◆ **Supplied data**:
+++
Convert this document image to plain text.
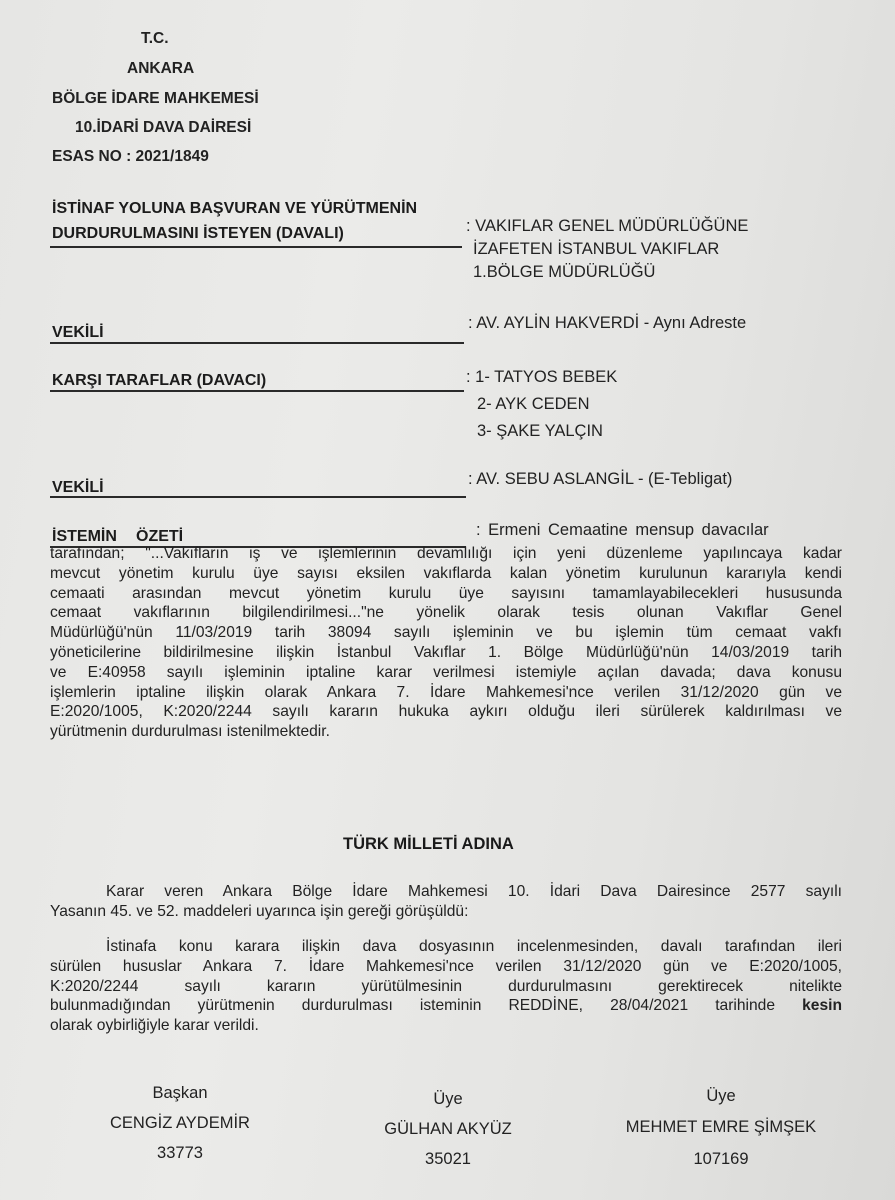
T.C.
ANKARA
BÖLGE İDARE MAHKEMESİ
10.İDARİ DAVA DAİRESİ
ESAS NO : 2021/1849
İSTİNAF YOLUNA BAŞVURAN VE YÜRÜTMENİN
DURDURULMASINI İSTEYEN (DAVALI)	: VAKIFLAR GENEL MÜDÜRLÜĞÜNE
İZAFETEN İSTANBUL VAKIFLAR
1.BÖLGE MÜDÜRLÜĞÜ
VEKİLİ
: AV. AYLİN HAKVERDİ - Aynı Adreste
KARŞI TARAFLAR (DAVACI)	: 1- TATYOS BEBEK
2- AYK CEDEN
3- ŞAKE YALÇIN
VEKİLİ	: AV. SEBU ASLANGİL - (E-Tebligat)
İSTEMİN ÖZETİ	: Ermeni Cemaatine mensup davacılar
tarafından; "...Vakıfların iş ve işlemlerinin devamlılığı için yeni düzenleme yapılıncaya kadar
mevcut yönetim kurulu üye sayısı eksilen vakıflarda kalan yönetim kurulunun kararıyla kendi
cemaati arasından mevcut yönetim kurulu üye sayısını tamamlayabilecekleri hususunda
cemaat vakıflarının bilgilendirilmesi..."ne yönelik olarak tesis olunan Vakıflar Genel
Müdürlüğü'nün 11/03/2019 tarih 38094 sayılı işleminin ve bu işlemin tüm cemaat vakfı
yöneticilerine bildirilmesine ilişkin İstanbul Vakıflar 1. Bölge Müdürlüğü'nün 14/03/2019 tarih
ve E:40958 sayılı işleminin iptaline karar verilmesi istemiyle açılan davada; dava konusu
işlemlerin iptaline ilişkin olarak Ankara 7. İdare Mahkemesi'nce verilen 31/12/2020 gün ve
E:2020/1005, K:2020/2244 sayılı kararın hukuka aykırı olduğu ileri sürülerek kaldırılması ve
yürütmenin durdurulması istenilmektedir.
TÜRK MİLLETİ ADINA
Karar veren Ankara Bölge İdare Mahkemesi 10. İdari Dava Dairesince 2577 sayılı
Yasanın 45. ve 52. maddeleri uyarınca işin gereği görüşüldü:
İstinafa konu karara ilişkin dava dosyasının incelenmesinden, davalı tarafından ileri
sürülen hususlar Ankara 7. İdare Mahkemesi'nce verilen 31/12/2020 gün ve E:2020/1005,
K:2020/2244 sayılı kararın yürütülmesinin durdurulmasını gerektirecek nitelikte
bulunmadığından yürütmenin durdurulması isteminin REDDİNE, 28/04/2021 tarihinde kesin
olarak oybirliğiyle karar verildi.
Başkan
CENGİZ AYDEMİR
33773
Üye
GÜLHAN AKYÜZ
35021
Üye
MEHMET EMRE ŞİMŞEK
107169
+++
◆ **Goal of the exercise**:
Print out the whole of the material word for word, without pictures.

◆ **Answer**:
Convert this document image to plain text.
T.C.
ANKARA
BÖLGE İDARE MAHKEMESİ
10.İDARİ DAVA DAİRESİ
ESAS NO : 2021/1849
İSTİNAF YOLUNA BAŞVURAN VE YÜRÜTMENİN
DURDURULMASINI İSTEYEN (DAVALI)	: VAKIFLAR GENEL MÜDÜRLÜĞÜNE
İZAFETEN İSTANBUL VAKIFLAR
1.BÖLGE MÜDÜRLÜĞÜ
VEKİLİ
: AV. AYLİN HAKVERDİ - Aynı Adreste
KARŞI TARAFLAR (DAVACI)	: 1- TATYOS BEBEK
2- AYK CEDEN
3- ŞAKE YALÇIN
VEKİLİ	: AV. SEBU ASLANGİL - (E-Tebligat)
İSTEMİN ÖZETİ	: Ermeni Cemaatine mensup davacılar
tarafından; "...Vakıfların iş ve işlemlerinin devamlılığı için yeni düzenleme yapılıncaya kadar
mevcut yönetim kurulu üye sayısı eksilen vakıflarda kalan yönetim kurulunun kararıyla kendi
cemaati arasından mevcut yönetim kurulu üye sayısını tamamlayabilecekleri hususunda
cemaat vakıflarının bilgilendirilmesi..."ne yönelik olarak tesis olunan Vakıflar Genel
Müdürlüğü'nün 11/03/2019 tarih 38094 sayılı işleminin ve bu işlemin tüm cemaat vakfı
yöneticilerine bildirilmesine ilişkin İstanbul Vakıflar 1. Bölge Müdürlüğü'nün 14/03/2019 tarih
ve E:40958 sayılı işleminin iptaline karar verilmesi istemiyle açılan davada; dava konusu
işlemlerin iptaline ilişkin olarak Ankara 7. İdare Mahkemesi'nce verilen 31/12/2020 gün ve
E:2020/1005, K:2020/2244 sayılı kararın hukuka aykırı olduğu ileri sürülerek kaldırılması ve
yürütmenin durdurulması istenilmektedir.
TÜRK MİLLETİ ADINA
Karar veren Ankara Bölge İdare Mahkemesi 10. İdari Dava Dairesince 2577 sayılı
Yasanın 45. ve 52. maddeleri uyarınca işin gereği görüşüldü:
İstinafa konu karara ilişkin dava dosyasının incelenmesinden, davalı tarafından ileri
sürülen hususlar Ankara 7. İdare Mahkemesi'nce verilen 31/12/2020 gün ve E:2020/1005,
K:2020/2244 sayılı kararın yürütülmesinin durdurulmasını gerektirecek nitelikte
bulunmadığından yürütmenin durdurulması isteminin REDDİNE, 28/04/2021 tarihinde kesin
olarak oybirliğiyle karar verildi.
Başkan
CENGİZ AYDEMİR
33773
Üye
GÜLHAN AKYÜZ
35021
Üye
MEHMET EMRE ŞİMŞEK
107169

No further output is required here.